Annotated region listings
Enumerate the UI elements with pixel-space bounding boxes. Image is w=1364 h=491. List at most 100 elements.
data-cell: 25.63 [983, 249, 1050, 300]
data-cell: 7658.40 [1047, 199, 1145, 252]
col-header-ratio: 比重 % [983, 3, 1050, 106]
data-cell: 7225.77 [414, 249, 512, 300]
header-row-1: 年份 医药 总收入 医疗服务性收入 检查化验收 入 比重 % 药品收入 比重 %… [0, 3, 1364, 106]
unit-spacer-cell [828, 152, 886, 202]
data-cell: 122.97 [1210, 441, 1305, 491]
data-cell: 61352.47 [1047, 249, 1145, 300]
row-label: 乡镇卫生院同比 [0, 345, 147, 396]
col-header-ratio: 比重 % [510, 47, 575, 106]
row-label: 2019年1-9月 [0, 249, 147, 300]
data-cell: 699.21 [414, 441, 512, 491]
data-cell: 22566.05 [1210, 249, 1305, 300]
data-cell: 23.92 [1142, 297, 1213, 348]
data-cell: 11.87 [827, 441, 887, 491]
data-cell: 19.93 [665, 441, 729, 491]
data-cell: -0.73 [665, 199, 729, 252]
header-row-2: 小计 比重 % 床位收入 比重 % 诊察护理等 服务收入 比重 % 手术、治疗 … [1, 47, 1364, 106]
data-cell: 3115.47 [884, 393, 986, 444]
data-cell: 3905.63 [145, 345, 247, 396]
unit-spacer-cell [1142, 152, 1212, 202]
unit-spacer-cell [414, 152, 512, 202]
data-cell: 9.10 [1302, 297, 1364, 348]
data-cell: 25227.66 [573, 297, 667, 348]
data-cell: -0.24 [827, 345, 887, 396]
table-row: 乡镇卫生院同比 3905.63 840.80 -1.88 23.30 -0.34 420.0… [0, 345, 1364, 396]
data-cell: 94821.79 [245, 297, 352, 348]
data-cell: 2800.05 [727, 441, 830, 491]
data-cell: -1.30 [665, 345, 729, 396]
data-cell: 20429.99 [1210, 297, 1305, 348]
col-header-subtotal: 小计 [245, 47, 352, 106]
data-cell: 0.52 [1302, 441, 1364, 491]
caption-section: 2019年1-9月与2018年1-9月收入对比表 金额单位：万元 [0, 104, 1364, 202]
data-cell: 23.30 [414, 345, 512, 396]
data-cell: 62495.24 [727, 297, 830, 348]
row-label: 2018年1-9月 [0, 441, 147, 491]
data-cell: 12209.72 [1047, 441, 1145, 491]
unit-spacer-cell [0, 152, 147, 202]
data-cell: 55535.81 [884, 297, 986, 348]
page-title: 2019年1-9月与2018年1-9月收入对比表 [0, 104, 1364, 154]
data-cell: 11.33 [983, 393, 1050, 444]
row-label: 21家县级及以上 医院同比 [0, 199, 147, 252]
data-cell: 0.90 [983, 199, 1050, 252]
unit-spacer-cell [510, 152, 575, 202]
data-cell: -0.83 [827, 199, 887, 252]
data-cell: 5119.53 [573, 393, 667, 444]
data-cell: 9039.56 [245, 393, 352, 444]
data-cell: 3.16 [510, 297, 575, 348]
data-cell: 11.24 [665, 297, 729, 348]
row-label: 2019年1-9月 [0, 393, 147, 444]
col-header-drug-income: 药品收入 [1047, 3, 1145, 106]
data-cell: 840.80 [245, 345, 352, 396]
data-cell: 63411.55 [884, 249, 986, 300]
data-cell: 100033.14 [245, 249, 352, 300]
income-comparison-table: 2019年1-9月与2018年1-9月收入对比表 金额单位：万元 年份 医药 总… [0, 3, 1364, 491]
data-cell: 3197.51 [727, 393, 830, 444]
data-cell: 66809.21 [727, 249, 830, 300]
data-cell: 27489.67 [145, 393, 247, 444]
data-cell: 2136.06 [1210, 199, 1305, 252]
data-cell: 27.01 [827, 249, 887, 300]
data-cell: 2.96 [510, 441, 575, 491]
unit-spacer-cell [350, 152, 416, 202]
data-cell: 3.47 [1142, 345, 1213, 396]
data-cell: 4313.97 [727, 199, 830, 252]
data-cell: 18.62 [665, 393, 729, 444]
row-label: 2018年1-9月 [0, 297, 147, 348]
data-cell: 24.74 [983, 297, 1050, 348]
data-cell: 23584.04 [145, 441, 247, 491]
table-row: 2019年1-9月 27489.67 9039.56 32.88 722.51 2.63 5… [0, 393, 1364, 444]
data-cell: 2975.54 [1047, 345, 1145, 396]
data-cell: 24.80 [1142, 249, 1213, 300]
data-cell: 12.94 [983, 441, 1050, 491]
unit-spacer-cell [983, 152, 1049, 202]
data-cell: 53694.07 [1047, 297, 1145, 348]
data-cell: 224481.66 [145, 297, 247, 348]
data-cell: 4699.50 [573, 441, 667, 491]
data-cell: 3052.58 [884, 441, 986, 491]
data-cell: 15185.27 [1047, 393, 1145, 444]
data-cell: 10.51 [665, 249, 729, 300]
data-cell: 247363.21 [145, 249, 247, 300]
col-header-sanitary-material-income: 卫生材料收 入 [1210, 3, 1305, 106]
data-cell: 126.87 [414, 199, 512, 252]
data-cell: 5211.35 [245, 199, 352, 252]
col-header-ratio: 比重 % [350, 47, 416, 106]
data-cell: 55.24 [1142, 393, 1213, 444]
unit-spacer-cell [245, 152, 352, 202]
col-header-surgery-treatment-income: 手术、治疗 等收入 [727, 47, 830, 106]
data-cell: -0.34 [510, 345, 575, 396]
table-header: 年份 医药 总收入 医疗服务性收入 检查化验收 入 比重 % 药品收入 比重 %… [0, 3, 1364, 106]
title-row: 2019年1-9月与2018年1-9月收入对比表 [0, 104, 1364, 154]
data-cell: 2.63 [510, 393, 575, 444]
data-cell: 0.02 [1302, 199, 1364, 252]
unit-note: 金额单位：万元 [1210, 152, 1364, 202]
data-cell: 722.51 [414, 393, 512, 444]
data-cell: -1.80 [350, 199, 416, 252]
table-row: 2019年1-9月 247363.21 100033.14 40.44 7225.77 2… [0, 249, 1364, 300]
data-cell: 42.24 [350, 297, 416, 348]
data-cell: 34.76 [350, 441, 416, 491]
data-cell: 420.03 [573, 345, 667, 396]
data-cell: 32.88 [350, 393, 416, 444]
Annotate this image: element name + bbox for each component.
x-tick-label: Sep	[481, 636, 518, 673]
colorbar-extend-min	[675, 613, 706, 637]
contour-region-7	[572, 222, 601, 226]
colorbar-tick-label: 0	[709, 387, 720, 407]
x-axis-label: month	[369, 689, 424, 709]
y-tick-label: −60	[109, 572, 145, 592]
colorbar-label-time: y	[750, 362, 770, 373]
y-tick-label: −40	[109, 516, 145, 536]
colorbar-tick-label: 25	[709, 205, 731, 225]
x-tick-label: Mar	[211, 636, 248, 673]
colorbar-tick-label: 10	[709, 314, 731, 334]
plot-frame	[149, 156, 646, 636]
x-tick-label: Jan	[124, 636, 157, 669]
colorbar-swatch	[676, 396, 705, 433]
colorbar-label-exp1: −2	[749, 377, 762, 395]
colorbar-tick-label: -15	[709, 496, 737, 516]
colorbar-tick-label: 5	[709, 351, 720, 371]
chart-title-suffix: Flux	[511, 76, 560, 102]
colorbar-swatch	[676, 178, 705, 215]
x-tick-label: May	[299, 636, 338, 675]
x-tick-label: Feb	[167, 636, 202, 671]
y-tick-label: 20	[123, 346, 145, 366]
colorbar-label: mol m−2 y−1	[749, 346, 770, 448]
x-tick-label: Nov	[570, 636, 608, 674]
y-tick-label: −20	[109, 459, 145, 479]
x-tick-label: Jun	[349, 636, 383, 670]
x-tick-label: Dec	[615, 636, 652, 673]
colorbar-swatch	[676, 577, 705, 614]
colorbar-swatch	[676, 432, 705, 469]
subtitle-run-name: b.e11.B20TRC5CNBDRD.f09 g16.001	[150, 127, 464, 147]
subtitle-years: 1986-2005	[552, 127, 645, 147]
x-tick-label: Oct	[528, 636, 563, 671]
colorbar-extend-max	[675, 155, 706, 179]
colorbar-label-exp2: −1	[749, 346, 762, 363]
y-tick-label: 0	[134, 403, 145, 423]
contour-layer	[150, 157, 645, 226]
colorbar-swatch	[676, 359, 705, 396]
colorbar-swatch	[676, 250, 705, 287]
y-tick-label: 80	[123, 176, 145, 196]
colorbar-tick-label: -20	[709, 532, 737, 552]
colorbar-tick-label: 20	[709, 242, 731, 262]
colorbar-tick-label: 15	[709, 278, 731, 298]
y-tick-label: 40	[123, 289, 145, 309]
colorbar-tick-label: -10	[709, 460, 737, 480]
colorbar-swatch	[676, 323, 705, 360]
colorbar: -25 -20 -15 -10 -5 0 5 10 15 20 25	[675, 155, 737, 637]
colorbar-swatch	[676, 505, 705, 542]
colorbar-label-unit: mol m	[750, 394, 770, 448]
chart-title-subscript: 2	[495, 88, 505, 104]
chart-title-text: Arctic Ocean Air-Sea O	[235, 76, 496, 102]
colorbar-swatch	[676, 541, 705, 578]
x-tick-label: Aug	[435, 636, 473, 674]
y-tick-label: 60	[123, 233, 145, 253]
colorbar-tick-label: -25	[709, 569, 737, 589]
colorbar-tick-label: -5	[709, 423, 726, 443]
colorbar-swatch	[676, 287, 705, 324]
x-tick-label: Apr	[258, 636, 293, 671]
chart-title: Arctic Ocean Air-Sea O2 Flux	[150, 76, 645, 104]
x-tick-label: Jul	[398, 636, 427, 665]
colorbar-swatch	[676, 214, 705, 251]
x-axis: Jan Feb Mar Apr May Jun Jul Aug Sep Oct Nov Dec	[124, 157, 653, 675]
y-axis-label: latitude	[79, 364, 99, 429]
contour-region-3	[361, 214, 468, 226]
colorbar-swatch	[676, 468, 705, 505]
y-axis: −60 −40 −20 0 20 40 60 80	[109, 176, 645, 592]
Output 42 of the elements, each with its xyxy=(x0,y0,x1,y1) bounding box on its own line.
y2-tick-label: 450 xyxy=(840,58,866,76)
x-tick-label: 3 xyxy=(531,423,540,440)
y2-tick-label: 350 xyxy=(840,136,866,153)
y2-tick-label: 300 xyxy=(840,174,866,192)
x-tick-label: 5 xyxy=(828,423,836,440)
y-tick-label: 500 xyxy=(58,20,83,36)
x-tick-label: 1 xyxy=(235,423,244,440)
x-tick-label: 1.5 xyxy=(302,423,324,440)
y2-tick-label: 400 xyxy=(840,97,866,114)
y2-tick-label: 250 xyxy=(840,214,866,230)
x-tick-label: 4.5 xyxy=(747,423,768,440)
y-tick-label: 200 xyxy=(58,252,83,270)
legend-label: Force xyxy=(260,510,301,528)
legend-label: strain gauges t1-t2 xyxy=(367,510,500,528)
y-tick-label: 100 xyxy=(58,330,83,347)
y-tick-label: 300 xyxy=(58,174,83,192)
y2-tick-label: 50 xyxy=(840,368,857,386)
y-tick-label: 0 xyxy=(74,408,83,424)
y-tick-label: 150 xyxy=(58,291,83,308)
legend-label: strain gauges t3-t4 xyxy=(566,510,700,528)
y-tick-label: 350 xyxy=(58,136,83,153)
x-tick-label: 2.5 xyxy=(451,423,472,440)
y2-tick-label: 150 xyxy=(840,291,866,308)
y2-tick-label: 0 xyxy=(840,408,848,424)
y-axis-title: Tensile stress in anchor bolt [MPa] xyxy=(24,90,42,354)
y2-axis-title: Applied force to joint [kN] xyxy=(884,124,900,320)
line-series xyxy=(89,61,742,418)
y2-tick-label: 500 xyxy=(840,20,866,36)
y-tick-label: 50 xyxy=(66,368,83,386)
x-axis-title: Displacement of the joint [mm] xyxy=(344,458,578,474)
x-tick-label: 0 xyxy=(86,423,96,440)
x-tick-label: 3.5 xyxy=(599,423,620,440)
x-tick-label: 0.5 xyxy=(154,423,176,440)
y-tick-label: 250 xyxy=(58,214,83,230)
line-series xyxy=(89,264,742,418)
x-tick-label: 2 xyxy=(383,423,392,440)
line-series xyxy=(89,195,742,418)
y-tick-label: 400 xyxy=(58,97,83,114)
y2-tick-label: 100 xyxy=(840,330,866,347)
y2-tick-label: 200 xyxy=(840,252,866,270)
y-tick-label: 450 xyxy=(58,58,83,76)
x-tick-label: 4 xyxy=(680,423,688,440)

◆ **WRITTEN PROBLEM**:
Copy the material word for word, starting at its first line and going on through the line that contains "data-cell: 61352.47 [1047, 249, 1145, 300]", with that line included.

◆ **IN RESPONSE**:
Enumerate the UI elements with pixel-space bounding boxes. Image is w=1364 h=491. List at most 100 elements.
data-cell: 25.63 [983, 249, 1050, 300]
data-cell: 7658.40 [1047, 199, 1145, 252]
col-header-ratio: 比重 % [983, 3, 1050, 106]
data-cell: 7225.77 [414, 249, 512, 300]
header-row-1: 年份 医药 总收入 医疗服务性收入 检查化验收 入 比重 % 药品收入 比重 %… [0, 3, 1364, 106]
unit-spacer-cell [828, 152, 886, 202]
data-cell: 122.97 [1210, 441, 1305, 491]
data-cell: 61352.47 [1047, 249, 1145, 300]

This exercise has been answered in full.